→ **Goal of the exercise**
Pick every line with "further" from the material below.

A block of data:
#####

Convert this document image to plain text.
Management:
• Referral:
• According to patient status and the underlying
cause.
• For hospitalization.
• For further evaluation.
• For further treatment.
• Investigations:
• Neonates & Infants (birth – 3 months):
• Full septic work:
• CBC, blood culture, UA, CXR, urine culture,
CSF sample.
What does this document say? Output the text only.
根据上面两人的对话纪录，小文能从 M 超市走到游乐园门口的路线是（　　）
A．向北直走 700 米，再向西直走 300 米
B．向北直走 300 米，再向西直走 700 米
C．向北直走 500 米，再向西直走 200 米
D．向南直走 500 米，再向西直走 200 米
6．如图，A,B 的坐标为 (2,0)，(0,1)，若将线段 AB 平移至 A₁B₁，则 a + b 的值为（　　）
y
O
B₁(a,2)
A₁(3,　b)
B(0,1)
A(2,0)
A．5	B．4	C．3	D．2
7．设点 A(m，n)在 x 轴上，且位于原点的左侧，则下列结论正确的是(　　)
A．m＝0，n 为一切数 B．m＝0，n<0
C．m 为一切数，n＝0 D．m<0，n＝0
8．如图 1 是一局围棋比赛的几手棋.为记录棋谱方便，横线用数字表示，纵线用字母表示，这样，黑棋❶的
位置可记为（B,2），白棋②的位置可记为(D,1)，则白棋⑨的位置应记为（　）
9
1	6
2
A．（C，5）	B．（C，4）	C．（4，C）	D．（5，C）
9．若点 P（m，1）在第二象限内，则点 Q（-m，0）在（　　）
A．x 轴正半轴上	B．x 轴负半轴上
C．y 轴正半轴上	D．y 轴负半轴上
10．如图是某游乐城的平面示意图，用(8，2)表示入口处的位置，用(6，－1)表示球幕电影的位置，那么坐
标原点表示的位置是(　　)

#####

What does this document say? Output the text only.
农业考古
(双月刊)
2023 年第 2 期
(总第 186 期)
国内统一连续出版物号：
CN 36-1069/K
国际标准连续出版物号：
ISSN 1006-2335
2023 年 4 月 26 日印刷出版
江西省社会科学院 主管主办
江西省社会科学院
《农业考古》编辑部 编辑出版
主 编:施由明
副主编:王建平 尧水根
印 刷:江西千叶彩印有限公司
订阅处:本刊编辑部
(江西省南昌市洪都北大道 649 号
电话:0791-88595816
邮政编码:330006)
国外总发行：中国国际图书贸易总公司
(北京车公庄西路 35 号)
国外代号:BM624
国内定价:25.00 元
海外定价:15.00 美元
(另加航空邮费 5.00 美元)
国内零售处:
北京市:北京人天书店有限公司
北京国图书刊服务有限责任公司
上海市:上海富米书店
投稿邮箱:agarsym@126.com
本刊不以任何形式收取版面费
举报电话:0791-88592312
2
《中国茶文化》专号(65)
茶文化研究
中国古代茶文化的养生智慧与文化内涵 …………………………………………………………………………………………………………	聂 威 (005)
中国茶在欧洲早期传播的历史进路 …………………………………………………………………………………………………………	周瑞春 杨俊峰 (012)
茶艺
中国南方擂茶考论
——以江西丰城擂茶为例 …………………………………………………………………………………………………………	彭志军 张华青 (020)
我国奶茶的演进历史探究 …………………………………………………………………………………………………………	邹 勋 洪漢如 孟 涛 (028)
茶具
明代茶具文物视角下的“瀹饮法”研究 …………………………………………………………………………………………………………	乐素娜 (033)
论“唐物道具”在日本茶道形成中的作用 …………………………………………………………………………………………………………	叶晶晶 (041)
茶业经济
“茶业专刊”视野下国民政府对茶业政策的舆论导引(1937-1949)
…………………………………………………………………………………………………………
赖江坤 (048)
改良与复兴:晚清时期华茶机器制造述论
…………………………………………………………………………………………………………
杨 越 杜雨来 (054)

#####

→ **Full output**
• For further evaluation.
• For further treatment.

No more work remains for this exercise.